== Recorded data ==
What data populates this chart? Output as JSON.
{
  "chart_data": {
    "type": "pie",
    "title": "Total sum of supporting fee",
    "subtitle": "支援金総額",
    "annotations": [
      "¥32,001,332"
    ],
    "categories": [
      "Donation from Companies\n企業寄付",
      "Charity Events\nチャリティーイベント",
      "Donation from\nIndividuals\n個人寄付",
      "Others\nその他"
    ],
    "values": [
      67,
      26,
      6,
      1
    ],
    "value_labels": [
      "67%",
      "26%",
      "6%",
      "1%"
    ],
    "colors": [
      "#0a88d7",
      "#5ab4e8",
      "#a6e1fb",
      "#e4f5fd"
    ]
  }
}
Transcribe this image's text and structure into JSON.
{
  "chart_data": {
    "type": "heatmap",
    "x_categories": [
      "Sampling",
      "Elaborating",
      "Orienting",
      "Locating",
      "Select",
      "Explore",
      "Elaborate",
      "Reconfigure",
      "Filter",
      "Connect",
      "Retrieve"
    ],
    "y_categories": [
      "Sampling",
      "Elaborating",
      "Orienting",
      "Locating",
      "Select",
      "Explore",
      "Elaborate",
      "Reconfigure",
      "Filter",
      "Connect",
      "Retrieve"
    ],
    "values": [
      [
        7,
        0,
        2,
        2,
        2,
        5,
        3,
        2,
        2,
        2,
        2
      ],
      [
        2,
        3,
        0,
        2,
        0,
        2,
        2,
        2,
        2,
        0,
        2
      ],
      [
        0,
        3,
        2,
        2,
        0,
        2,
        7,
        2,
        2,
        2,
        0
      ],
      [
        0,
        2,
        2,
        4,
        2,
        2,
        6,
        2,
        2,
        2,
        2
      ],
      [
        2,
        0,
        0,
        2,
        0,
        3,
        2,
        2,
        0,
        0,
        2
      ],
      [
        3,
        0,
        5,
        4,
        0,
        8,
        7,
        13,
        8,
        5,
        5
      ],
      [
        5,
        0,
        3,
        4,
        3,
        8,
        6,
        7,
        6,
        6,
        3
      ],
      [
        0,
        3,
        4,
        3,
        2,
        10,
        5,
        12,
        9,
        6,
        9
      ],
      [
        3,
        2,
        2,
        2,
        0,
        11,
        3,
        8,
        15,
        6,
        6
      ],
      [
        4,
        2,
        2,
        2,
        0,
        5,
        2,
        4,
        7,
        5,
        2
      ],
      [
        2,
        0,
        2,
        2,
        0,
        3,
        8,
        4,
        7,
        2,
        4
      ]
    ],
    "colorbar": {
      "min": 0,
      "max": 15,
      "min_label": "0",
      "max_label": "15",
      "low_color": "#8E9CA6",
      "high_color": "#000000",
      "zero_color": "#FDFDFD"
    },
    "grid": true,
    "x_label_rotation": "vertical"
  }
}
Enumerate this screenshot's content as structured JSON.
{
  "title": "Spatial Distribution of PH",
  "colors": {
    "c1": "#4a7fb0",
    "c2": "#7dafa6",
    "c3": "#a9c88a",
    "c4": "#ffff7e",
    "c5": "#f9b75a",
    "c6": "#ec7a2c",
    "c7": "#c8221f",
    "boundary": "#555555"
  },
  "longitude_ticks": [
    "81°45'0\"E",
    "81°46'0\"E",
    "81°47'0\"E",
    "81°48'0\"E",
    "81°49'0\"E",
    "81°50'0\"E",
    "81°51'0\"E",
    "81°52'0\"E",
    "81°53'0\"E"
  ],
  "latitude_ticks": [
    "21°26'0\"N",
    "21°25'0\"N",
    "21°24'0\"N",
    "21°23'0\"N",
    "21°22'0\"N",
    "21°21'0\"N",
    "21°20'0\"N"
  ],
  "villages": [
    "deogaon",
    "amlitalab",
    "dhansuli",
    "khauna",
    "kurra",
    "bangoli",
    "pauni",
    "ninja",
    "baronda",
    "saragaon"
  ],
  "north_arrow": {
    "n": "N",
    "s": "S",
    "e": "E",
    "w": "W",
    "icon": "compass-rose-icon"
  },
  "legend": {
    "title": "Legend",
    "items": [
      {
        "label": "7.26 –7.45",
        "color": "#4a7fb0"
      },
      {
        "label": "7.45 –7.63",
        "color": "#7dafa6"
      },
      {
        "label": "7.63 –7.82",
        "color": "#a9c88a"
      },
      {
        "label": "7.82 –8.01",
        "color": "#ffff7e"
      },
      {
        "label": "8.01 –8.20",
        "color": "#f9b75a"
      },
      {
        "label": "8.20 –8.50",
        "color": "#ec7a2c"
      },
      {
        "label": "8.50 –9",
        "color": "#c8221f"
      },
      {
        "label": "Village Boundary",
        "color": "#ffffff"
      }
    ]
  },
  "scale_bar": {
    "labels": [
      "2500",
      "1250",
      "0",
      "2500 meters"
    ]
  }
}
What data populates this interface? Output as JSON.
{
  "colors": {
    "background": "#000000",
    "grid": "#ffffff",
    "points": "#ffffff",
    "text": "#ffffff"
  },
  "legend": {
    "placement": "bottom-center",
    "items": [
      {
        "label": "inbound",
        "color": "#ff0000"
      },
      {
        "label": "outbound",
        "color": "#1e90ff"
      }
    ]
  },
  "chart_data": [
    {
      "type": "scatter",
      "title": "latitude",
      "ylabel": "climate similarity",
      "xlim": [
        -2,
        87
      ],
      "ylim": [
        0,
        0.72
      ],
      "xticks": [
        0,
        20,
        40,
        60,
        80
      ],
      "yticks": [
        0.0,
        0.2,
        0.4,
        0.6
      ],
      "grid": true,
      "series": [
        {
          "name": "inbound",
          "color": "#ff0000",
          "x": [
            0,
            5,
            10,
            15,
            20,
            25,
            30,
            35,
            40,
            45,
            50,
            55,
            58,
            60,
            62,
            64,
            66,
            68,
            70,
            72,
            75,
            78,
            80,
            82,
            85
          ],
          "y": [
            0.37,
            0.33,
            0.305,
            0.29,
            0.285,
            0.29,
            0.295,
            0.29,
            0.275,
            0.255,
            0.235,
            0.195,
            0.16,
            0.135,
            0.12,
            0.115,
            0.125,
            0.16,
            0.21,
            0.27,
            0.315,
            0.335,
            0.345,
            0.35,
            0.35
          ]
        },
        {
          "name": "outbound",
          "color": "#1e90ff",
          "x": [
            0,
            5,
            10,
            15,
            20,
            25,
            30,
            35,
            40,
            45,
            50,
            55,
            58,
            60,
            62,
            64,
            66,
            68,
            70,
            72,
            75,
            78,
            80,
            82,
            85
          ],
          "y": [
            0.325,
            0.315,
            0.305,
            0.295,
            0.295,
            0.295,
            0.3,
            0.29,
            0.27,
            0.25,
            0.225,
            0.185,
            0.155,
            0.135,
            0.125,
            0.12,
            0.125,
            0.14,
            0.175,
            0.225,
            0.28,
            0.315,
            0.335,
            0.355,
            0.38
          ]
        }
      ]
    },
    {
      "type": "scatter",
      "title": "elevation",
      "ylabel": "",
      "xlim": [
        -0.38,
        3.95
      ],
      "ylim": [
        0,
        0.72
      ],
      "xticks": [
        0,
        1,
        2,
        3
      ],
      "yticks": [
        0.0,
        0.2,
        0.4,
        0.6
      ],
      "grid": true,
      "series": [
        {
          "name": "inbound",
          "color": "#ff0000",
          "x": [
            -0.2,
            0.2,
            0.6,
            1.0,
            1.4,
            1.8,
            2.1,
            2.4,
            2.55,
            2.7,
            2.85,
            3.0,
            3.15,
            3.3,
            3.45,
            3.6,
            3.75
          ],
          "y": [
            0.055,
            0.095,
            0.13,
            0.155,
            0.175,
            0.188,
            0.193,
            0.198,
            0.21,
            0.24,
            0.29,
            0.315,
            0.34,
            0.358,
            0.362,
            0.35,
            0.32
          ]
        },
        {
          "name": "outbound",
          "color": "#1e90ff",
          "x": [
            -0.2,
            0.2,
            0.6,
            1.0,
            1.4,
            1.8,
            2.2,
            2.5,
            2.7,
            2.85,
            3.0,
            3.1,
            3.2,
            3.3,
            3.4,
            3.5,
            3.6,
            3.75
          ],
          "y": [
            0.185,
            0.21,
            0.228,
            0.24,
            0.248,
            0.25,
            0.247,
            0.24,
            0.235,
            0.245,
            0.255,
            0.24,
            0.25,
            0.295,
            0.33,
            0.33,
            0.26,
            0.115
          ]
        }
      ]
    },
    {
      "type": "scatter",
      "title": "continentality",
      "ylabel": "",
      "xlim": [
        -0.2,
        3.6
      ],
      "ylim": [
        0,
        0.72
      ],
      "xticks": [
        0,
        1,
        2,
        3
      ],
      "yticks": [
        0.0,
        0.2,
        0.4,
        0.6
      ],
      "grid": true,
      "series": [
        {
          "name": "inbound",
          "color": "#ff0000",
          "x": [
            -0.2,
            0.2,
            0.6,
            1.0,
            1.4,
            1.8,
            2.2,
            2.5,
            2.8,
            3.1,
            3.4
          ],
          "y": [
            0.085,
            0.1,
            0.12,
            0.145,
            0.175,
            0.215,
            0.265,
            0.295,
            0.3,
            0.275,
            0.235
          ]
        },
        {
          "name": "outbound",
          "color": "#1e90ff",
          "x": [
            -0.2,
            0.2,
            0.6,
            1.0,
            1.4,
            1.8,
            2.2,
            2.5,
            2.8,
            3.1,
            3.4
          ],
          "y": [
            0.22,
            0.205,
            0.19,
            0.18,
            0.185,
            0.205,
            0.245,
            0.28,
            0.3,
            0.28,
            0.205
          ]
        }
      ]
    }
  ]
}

== Given problem ==
Identify the lines in the entries that hold "JSON" and return each one.

== Exercise output ==
What data populates this chart? Output as JSON.
Transcribe this image's text and structure into JSON.
Enumerate this screenshot's content as structured JSON.
What data populates this interface? Output as JSON.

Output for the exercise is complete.